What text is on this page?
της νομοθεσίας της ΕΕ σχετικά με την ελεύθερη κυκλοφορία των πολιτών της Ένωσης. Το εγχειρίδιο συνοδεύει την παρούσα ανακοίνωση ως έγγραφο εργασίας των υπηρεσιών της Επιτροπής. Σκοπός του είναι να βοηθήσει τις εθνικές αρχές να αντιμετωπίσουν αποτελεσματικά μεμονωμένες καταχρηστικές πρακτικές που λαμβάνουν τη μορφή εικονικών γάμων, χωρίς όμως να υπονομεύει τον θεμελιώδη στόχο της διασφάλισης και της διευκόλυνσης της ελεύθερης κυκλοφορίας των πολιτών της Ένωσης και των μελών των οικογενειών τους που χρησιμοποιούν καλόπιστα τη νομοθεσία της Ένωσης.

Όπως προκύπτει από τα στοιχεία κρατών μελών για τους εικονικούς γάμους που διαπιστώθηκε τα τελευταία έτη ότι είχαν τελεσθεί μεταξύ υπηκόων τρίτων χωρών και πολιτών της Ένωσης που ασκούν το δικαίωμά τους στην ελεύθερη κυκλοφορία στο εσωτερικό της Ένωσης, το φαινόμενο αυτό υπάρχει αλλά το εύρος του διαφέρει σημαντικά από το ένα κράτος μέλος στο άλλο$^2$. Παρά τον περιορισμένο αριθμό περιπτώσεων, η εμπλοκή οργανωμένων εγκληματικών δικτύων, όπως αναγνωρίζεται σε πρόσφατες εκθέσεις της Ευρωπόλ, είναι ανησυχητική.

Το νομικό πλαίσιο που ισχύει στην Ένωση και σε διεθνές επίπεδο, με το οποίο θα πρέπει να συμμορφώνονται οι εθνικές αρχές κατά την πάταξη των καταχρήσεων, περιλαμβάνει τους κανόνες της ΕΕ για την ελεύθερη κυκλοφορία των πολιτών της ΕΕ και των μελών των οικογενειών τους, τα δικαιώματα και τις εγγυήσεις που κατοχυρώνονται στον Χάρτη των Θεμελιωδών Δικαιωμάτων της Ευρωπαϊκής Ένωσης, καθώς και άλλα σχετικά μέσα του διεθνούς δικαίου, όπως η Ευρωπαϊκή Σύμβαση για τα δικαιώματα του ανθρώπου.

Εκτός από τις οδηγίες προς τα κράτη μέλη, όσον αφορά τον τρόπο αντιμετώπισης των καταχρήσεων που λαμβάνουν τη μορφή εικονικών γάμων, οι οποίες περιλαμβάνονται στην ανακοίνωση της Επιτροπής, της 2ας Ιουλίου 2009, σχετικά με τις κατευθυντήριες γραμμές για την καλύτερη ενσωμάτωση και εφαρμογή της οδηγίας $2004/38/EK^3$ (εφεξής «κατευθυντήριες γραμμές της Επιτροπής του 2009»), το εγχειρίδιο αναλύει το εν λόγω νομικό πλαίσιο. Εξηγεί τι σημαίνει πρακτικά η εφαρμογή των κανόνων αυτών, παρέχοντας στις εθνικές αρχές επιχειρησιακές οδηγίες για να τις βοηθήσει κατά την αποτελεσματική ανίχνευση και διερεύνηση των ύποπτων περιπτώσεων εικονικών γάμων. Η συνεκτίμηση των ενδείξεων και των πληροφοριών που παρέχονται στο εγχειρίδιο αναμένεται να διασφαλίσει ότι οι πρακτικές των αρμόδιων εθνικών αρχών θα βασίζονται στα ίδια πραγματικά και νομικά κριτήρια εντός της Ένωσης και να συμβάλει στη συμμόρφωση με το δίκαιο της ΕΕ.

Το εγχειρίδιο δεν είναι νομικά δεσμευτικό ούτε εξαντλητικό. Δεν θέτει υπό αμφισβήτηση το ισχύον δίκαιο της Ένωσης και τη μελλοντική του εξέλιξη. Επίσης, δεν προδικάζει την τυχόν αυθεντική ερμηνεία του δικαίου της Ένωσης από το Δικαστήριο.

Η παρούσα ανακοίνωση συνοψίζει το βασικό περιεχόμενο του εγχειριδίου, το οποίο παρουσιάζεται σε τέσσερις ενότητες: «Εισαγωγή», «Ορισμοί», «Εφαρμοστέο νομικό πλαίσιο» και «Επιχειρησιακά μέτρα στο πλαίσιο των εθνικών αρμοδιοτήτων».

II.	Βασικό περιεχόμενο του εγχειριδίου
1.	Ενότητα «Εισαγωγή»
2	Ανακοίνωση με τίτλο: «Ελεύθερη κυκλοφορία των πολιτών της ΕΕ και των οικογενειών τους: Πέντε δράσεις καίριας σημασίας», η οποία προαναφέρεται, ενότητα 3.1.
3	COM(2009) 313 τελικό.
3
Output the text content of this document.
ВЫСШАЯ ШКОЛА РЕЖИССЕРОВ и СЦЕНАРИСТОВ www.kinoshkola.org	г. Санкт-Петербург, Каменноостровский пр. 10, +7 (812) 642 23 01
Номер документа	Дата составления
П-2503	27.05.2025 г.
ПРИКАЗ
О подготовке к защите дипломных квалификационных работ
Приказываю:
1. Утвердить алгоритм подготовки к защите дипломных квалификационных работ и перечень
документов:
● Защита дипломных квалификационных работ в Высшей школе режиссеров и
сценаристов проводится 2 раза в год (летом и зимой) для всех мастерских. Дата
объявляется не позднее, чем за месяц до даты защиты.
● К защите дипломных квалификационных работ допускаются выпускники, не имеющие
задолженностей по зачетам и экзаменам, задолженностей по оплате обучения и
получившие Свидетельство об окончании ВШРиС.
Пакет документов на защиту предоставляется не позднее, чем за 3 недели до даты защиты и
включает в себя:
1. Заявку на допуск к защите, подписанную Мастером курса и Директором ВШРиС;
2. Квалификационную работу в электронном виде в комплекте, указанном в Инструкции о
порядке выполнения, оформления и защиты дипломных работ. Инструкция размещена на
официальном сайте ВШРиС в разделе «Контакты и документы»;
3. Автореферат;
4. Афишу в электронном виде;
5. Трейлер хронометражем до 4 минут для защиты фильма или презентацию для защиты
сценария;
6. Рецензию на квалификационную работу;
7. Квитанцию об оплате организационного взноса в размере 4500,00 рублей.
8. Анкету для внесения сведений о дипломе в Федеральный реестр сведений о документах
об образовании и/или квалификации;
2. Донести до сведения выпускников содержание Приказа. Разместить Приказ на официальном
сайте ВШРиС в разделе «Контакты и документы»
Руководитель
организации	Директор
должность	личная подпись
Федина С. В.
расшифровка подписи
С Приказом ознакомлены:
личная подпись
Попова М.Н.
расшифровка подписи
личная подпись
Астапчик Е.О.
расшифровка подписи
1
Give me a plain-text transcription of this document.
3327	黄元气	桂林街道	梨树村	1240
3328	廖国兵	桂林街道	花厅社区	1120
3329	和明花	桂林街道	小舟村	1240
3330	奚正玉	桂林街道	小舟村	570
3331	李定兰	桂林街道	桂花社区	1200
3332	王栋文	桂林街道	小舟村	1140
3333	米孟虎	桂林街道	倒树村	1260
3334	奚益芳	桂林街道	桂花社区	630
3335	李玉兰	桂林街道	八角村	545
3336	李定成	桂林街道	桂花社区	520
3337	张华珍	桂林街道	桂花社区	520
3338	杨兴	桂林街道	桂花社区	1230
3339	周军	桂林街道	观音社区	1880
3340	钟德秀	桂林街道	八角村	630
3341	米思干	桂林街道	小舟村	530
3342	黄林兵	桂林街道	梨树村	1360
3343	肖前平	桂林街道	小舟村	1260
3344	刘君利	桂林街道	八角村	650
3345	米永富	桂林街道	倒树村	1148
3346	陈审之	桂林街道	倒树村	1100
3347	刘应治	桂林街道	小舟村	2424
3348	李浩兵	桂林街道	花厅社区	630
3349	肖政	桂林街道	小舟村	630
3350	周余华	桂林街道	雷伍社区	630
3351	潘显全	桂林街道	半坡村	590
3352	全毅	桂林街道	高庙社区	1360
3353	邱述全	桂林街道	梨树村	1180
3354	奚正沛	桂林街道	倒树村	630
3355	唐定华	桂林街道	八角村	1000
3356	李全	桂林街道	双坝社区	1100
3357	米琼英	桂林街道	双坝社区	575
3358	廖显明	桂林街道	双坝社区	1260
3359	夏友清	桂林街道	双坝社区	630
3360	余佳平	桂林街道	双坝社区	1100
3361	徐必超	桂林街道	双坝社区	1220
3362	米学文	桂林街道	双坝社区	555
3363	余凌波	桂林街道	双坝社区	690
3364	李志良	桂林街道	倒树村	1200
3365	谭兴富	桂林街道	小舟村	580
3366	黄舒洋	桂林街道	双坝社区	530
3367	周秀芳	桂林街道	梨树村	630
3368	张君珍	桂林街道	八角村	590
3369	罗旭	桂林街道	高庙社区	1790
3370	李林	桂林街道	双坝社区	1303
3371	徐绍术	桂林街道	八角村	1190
###
### OBJECTIVE
Identify every line above that includes the word "ВШРиС", and show those lines.

### EXERCISE OUTPUT
получившие Свидетельство об окончании ВШРиС.
1. Заявку на допуск к защите, подписанную Мастером курса и Директором ВШРиС;
официальном сайте ВШРиС в разделе «Контакты и документы»;
сайте ВШРиС в разделе «Контакты и документы»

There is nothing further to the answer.